*What to work on*:
Please list all lines of the material below in which the string "this" occurs.

===== Material provided =====

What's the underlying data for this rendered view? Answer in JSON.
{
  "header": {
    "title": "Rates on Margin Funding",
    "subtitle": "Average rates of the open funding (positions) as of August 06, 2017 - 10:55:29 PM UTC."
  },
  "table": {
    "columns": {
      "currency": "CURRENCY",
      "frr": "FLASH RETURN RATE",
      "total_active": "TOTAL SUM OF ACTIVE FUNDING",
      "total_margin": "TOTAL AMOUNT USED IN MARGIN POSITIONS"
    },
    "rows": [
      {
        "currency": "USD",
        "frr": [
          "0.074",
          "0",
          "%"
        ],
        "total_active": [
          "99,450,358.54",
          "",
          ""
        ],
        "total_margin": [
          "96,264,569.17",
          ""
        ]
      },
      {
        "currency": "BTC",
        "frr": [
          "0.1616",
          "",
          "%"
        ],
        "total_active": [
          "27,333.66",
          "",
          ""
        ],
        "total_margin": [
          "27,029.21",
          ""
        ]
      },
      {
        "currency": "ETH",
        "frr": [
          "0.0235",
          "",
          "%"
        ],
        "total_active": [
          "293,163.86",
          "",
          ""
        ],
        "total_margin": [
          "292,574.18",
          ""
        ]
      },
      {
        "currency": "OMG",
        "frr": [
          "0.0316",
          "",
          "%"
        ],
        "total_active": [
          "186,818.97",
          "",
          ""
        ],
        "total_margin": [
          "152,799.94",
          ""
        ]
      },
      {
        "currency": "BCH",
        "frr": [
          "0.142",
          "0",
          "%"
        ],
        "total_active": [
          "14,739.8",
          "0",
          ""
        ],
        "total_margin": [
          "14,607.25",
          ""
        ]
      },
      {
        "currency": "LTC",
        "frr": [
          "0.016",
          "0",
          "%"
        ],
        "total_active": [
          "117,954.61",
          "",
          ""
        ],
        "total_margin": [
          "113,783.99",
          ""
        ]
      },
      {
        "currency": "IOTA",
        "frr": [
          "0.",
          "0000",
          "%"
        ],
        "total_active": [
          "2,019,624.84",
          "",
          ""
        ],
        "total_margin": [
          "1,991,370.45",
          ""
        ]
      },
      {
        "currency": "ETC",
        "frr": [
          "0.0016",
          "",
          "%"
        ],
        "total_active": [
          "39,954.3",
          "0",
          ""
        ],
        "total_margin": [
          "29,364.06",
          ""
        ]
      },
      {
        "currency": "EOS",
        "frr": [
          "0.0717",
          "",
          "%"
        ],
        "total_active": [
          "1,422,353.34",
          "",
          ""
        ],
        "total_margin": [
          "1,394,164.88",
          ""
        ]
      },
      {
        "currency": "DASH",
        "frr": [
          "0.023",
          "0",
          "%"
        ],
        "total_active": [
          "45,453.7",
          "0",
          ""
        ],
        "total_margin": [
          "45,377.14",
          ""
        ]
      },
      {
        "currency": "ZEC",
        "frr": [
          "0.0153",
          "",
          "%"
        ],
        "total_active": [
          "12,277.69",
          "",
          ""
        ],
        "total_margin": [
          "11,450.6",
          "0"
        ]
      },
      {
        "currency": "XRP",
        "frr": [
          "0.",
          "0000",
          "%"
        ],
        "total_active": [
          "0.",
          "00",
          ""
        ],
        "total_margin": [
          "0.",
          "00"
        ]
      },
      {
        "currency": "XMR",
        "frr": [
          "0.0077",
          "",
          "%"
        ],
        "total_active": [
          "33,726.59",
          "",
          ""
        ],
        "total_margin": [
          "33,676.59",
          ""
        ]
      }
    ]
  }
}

=====
===== Material provided =====

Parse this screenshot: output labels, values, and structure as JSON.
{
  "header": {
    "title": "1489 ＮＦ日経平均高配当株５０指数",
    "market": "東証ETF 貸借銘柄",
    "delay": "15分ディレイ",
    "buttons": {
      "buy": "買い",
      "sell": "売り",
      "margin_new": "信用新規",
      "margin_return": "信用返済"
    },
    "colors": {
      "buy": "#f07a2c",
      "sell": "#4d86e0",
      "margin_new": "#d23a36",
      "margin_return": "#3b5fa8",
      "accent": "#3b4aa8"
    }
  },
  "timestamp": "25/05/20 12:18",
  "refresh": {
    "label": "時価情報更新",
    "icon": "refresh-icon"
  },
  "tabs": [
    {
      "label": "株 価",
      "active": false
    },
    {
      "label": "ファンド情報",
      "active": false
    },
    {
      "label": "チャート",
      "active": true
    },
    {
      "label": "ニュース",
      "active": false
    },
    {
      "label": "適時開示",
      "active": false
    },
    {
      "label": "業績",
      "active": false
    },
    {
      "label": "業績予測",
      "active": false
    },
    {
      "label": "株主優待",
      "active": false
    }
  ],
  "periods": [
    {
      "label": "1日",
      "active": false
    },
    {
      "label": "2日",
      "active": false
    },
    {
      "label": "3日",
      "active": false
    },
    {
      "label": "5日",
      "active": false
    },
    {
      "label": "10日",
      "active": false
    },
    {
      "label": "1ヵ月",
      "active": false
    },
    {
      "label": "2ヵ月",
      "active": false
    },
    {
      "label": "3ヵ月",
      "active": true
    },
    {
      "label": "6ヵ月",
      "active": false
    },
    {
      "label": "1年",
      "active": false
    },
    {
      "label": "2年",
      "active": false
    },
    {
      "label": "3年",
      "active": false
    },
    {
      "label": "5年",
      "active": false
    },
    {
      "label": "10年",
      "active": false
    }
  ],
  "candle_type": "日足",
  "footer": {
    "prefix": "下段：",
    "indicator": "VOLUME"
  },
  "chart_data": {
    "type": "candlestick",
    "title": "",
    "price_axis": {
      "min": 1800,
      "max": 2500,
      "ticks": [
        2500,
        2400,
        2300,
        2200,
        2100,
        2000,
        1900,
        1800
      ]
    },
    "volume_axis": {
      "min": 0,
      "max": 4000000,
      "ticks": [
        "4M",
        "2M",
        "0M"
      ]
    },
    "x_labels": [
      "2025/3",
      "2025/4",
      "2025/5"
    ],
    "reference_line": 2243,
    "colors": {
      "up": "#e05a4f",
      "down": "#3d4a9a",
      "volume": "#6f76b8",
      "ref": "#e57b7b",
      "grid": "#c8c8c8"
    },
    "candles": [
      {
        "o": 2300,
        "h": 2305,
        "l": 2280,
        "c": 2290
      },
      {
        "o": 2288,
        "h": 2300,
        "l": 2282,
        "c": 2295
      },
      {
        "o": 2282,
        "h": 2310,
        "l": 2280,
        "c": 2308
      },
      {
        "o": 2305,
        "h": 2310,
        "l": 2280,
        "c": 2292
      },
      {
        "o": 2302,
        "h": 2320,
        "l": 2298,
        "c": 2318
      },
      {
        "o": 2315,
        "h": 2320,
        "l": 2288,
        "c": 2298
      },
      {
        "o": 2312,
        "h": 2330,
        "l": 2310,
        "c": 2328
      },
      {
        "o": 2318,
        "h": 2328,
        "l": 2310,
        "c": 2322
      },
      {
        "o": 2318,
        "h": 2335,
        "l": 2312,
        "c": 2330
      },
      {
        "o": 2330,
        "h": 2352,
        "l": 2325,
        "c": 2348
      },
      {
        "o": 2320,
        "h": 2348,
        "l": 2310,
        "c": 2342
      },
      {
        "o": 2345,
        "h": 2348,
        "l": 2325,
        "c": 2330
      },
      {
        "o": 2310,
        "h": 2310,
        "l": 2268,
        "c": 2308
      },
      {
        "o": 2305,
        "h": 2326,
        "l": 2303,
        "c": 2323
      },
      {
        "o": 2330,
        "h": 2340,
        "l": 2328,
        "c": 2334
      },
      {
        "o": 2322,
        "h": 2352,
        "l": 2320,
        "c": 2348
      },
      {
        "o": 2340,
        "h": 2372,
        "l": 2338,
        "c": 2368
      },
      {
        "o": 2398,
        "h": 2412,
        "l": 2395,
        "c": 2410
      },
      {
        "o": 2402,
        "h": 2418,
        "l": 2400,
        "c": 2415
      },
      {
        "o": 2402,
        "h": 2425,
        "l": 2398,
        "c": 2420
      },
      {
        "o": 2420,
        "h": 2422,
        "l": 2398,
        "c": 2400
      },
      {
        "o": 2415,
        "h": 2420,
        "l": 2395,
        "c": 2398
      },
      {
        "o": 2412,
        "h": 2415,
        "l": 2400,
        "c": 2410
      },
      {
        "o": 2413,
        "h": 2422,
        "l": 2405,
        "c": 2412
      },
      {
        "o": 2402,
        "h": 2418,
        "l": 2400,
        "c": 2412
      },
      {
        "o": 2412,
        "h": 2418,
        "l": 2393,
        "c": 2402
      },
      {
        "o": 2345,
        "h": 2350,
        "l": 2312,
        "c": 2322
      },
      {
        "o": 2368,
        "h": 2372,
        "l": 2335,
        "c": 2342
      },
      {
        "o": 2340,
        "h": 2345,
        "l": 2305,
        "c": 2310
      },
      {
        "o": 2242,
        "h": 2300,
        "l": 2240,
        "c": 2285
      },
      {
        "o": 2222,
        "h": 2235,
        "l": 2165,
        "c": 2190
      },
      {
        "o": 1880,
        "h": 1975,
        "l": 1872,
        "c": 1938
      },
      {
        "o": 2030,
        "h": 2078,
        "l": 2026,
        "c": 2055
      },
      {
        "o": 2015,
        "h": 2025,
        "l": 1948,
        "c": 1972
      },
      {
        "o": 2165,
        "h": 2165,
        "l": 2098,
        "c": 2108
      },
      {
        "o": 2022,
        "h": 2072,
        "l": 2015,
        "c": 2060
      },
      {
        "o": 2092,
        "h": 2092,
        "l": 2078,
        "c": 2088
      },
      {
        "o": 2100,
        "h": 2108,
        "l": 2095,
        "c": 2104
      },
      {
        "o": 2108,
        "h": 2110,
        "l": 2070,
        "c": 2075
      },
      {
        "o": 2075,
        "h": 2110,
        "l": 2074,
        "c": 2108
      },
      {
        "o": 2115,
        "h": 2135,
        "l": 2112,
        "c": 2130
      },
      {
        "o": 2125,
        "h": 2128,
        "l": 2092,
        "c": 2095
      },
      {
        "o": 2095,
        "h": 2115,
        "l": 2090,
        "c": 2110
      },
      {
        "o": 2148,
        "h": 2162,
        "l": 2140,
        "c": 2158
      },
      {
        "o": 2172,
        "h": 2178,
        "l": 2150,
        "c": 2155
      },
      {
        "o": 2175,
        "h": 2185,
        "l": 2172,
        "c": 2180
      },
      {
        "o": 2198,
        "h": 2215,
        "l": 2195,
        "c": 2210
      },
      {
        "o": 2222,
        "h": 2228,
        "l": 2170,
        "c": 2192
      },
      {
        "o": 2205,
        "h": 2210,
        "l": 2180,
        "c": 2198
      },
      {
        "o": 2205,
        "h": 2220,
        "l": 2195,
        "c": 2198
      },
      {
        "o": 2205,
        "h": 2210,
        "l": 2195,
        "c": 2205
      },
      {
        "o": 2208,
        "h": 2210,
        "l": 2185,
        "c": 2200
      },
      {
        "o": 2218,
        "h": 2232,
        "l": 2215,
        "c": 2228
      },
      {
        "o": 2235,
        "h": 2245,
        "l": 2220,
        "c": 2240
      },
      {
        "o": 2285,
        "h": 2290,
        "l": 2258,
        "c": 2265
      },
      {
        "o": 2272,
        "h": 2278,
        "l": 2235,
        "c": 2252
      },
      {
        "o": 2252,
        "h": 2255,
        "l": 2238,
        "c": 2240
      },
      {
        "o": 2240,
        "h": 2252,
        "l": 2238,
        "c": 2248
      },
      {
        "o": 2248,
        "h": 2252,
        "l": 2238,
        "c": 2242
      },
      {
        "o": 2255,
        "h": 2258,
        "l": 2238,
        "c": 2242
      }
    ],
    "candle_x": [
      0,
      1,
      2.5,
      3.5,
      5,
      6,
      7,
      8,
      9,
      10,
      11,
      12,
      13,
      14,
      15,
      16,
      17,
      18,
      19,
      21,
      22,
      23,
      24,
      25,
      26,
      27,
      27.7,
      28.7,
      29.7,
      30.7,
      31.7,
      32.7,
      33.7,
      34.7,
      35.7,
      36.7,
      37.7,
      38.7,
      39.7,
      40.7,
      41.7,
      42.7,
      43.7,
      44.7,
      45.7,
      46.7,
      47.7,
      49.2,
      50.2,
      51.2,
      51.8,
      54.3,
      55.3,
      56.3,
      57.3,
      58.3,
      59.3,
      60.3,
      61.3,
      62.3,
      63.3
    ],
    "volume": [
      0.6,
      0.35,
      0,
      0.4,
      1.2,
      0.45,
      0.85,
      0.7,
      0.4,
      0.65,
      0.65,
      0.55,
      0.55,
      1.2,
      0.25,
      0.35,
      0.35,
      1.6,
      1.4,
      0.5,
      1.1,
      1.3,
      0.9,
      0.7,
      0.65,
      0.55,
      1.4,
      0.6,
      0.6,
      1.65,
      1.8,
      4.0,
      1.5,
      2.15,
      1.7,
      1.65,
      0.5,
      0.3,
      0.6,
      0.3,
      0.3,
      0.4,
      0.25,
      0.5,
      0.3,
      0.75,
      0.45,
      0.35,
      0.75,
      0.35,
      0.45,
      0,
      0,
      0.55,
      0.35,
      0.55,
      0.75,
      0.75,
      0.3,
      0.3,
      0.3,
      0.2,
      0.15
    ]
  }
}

=====

*The response*:
What's the underlying data for this rendered view? Answer in JSON.
Parse this screenshot: output labels, values, and structure as JSON.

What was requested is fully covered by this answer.